__Excerpted records__
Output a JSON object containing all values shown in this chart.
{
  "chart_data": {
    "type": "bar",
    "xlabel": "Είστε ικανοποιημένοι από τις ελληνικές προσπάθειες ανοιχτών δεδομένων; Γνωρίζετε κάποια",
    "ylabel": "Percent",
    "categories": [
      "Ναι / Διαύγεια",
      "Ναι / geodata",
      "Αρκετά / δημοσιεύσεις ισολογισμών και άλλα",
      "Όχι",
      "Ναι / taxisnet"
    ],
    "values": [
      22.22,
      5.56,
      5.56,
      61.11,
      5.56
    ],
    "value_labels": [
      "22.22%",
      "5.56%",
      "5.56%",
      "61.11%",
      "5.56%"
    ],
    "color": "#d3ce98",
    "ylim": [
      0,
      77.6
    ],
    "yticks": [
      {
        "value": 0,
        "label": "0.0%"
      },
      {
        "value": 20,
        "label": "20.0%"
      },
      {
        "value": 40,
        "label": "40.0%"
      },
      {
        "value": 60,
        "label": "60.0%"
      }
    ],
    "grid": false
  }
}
* * *
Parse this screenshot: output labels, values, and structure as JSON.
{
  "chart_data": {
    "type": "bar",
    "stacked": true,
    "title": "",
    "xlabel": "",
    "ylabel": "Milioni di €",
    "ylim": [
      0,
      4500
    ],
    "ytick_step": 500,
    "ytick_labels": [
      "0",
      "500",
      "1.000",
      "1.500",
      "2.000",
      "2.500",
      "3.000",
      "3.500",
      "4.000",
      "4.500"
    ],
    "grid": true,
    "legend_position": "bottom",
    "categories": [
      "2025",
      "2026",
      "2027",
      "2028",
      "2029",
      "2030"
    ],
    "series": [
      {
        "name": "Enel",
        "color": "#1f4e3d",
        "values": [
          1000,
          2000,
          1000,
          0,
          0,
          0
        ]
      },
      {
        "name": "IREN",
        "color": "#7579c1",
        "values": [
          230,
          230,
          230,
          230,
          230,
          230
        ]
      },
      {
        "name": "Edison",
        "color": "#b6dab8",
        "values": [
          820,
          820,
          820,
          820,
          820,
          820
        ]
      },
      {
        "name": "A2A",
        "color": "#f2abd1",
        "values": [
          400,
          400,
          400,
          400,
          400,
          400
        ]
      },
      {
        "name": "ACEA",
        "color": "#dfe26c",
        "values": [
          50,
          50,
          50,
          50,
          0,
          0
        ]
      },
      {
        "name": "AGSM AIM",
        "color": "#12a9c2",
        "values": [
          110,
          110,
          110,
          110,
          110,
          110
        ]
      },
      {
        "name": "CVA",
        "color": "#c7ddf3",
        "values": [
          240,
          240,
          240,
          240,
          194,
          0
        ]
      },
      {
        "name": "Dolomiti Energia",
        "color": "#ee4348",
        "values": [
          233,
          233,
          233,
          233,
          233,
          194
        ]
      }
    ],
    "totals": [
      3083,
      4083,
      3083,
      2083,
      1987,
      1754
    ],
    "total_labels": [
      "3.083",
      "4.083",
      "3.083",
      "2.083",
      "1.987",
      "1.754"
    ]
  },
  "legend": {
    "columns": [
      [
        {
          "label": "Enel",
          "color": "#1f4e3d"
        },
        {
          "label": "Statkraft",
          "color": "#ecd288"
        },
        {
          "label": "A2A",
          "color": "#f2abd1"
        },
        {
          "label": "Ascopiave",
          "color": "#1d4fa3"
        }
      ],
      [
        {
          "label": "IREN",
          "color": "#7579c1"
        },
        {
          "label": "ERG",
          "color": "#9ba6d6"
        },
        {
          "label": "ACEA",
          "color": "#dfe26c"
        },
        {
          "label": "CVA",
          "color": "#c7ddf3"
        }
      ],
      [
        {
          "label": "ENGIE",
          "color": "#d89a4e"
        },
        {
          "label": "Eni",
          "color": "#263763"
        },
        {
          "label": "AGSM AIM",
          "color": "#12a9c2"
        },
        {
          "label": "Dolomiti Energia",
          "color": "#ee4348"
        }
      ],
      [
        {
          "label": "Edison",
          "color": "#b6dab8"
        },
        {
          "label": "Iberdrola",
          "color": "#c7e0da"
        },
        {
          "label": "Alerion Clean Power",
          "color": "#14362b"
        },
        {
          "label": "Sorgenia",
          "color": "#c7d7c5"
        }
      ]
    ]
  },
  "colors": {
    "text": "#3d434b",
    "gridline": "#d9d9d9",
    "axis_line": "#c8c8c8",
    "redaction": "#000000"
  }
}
---
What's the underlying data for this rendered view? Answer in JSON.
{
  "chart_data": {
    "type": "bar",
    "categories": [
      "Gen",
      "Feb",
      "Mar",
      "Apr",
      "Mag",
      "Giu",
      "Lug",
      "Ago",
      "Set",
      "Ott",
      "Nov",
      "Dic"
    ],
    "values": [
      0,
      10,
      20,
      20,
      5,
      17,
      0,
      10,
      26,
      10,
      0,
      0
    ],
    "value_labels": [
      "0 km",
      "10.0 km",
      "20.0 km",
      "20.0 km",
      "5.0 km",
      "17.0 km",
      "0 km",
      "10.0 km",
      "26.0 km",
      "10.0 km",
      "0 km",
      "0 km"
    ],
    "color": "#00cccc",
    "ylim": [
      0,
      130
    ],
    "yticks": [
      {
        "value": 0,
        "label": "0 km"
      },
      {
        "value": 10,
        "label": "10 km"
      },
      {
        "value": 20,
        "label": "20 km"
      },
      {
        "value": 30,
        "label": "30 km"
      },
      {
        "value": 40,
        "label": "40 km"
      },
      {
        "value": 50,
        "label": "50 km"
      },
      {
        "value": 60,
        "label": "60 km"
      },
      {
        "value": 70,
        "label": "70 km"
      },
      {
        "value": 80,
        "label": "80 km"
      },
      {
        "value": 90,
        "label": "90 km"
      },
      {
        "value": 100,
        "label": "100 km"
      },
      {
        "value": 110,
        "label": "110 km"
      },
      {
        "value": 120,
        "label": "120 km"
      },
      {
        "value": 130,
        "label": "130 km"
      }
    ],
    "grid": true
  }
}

__What the task asks__
Find all the lines containing "Dolomiti" in the material, then copy them.

__Final result__
        "name": "Dolomiti Energia",
          "label": "Dolomiti Energia",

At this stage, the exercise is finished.